● **EXERCISE AIM**:
Extract the full set of records that follows, word for word.

>> start

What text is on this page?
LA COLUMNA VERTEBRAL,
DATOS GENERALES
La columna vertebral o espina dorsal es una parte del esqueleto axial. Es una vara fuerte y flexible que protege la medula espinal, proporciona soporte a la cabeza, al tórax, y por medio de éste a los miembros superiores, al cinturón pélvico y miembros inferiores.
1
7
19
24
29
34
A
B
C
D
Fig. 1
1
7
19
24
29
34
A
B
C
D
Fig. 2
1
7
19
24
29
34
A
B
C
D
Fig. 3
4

>> end

● **FULL RESPONSE**:
What text is on this page?
LA COLUMNA VERTEBRAL,
DATOS GENERALES
La columna vertebral o espina dorsal es una parte del esqueleto axial. Es una vara fuerte y flexible que protege la medula espinal, proporciona soporte a la cabeza, al tórax, y por medio de éste a los miembros superiores, al cinturón pélvico y miembros inferiores.
1
7
19
24
29
34
A
B
C
D
Fig. 1
1
7
19
24
29
34
A
B
C
D
Fig. 2
1
7
19
24
29
34
A
B
C
D
Fig. 3
4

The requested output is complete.